====== Exercise data ======

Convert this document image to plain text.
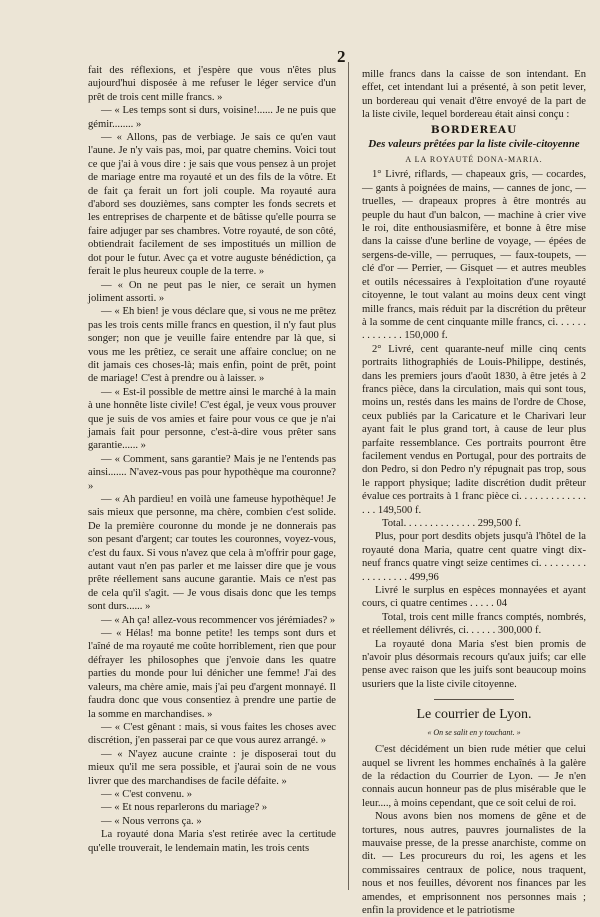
2

fait des réflexions, et j'espère que vous n'êtes plus aujourd'hui disposée à me refuser le léger service d'un prêt de trois cent mille francs. »

— « Les temps sont si durs, voisine!...... Je ne puis que gémir........ »

— « Allons, pas de verbiage. Je sais ce qu'en vaut l'aune. Je n'y vais pas, moi, par quatre chemins. Voici tout ce que j'ai à vous dire : je sais que vous pensez à un projet de mariage entre ma royauté et un des fils de la vôtre. Et de fait ça ferait un fort joli couple. Ma royauté aura d'abord ses douzièmes, sans compter les fonds secrets et les entreprises de charpente et de bâtisse qu'elle pourra se faire adjuger par ses chambres. Votre royauté, de son côté, obtiendrait facilement de ses impostitués un million de dot pour le futur. Avec ça et votre auguste bénédiction, ça ferait le plus heureux couple de la terre. »

— « On ne peut pas le nier, ce serait un hymen joliment assorti. »

— « Eh bien! je vous déclare que, si vous ne me prêtez pas les trois cents mille francs en question, il n'y faut plus songer; non que je veuille faire entendre par là que, si vous me les prêtiez, ce serait une affaire conclue; on ne dit jamais ces choses-là; mais enfin, point de prêt, point de mariage! C'est à prendre ou à laisser. »

— « Est-il possible de mettre ainsi le marché à la main à une honnête liste civile! C'est égal, je veux vous prouver que je suis de vos amies et faire pour vous ce que je n'ai jamais fait pour personne, c'est-à-dire vous prêter sans garantie...... »

— « Comment, sans garantie? Mais je ne l'entends pas ainsi....... N'avez-vous pas pour hypothèque ma couronne? »

— « Ah pardieu! en voilà une fameuse hypothèque! Je sais mieux que personne, ma chère, combien c'est solide. De la première couronne du monde je ne donnerais pas son pesant d'argent; car toutes les couronnes, voyez-vous, c'est du faux. Si vous n'avez que cela à m'offrir pour gage, autant vaut n'en pas parler et me laisser dire que je vous prête réellement sans aucune garantie. Mais ce n'est pas de cela qu'il s'agit. — Je vous disais donc que les temps sont durs...... »

— « Ah ça! allez-vous recommencer vos jérémiades? »

— « Hélas! ma bonne petite! les temps sont durs et l'aîné de ma royauté me coûte horriblement, rien que pour défrayer les philosophes que j'envoie dans les quatre parties du monde pour lui dénicher une femme! J'ai des valeurs, ma chère amie, mais j'ai peu d'argent monnayé. Il faudra donc que vous consentiez à prendre une partie de la somme en marchandises. »

— « C'est gênant : mais, si vous faites les choses avec discrétion, j'en passerai par ce que vous aurez arrangé. »

— « N'ayez aucune crainte : je disposerai tout du mieux qu'il me sera possible, et j'aurai soin de ne vous livrer que des marchandises de facile défaite. »

— « C'est convenu. »

— « Et nous reparlerons du mariage? »

— « Nous verrons ça. »

La royauté dona Maria s'est retirée avec la certitude qu'elle trouverait, le lendemain matin, les trois cents

mille francs dans la caisse de son intendant. En effet, cet intendant lui a présenté, à son petit lever, un bordereau qui venait d'être envoyé de la part de la liste civile, lequel bordereau était ainsi conçu :

BORDEREAU
Des valeurs prêtées par la liste civile-citoyenne
A LA ROYAUTÉ DONA-MARIA.

1° Livré, riflards, — chapeaux gris, — cocardes, — gants à poignées de mains, — cannes de jonc, — truelles, — drapeaux propres à être montrés au peuple du haut d'un balcon, — machine à crier vive le roi, dite enthousiasmifère, et bonne à être mise dans la caisse d'une berline de voyage, — épées de sergens-de-ville, — perruques, — faux-toupets, — clé d'or — Perrier, — Gisquet — et autres meubles et outils nécessaires à l'exploitation d'une royauté citoyenne, le tout valant au moins deux cent vingt mille francs, mais réduit par la discrétion du prêteur à la somme de cent cinquante mille francs, ci. . . . . . . . . . . . . . 150,000 f.

2° Livré, cent quarante-neuf mille cinq cents portraits lithographiés de Louis-Philippe, destinés, dans les premiers jours d'août 1830, à être jetés à 2 francs pièce, dans la circulation, mais qui sont tous, moins un, restés dans les mains de l'ordre de Chose, ceux publiés par la Caricature et le Charivari leur ayant fait le plus grand tort, à cause de leur plus parfaite ressemblance. Ces portraits pourront être facilement vendus en Portugal, pour des portraits de don Pedro, si don Pedro n'y répugnait pas trop, sous le rapport physique; ladite discrétion dudit prêteur évalue ces portraits à 1 franc pièce ci. . . . . . . . . . . . . . . . 149,500 f.

Total. . . . . . . . . . . . . . 299,500 f.

Plus, pour port desdits objets jusqu'à l'hôtel de la royauté dona Maria, quatre cent quatre vingt dix-neuf francs quatre vingt seize centimes ci. . . . . . . . . . . . . . . . . . 499,96

Livré le surplus en espèces monnayées et ayant cours, ci quatre centimes . . . . . 04

Total, trois cent mille francs comptés, nombrés, et réellement délivrés, ci. . . . . . 300,000 f.

La royauté dona Maria s'est bien promis de n'avoir plus désormais recours qu'aux juifs; car elle pense avec raison que les juifs sont beaucoup moins usuriers que la liste civile citoyenne.

Le courrier de Lyon.
« On se salit en y touchant. »

C'est décidément un bien rude métier que celui auquel se livrent les hommes enchaînés à la galère de la rédaction du Courrier de Lyon. — Je n'en connais aucun honneur pas de plus misérable que le leur...., à moins cependant, que ce soit celui de roi.

Nous avons bien nos momens de gêne et de tortures, nous autres, pauvres journalistes de la mauvaise presse, de la presse anarchiste, comme on dit. — Les procureurs du roi, les agens et les commissaires centraux de police, nous traquent, nous et nos feuilles, dévorent nos finances par les amendes, et emprisonnent nos personnes mais ; enfin la providence et le patriotisme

======

**What to produce:**
Identify and copy lines that hold the string "autres".

**Output below:**
1° Livré, riflards, — chapeaux gris, — cocardes, — gants à poignées de mains, — cannes de jonc, — truelles, — drapeaux propres à être montrés au peuple du haut d'un balcon, — machine à crier vive le roi, dite enthousiasmifère, et bonne à être mise dans la caisse d'une berline de voyage, — épées de sergens-de-ville, — perruques, — faux-toupets, — clé d'or — Perrier, — Gisquet — et autres meubles et outils nécessaires à l'exploitation d'une royauté citoyenne, le tout valant au moins deux cent vingt mille francs, mais réduit par la discrétion du prêteur à la somme de cent cinquante mille francs, ci. . . . . . . . . . . . . . 150,000 f.
Nous avons bien nos momens de gêne et de tortures, nous autres, pauvres journalistes de la mauvaise presse, de la presse anarchiste, comme on dit. — Les procureurs du roi, les agens et les commissaires centraux de police, nous traquent, nous et nos feuilles, dévorent nos finances par les amendes, et emprisonnent nos personnes mais ; enfin la providence et le patriotisme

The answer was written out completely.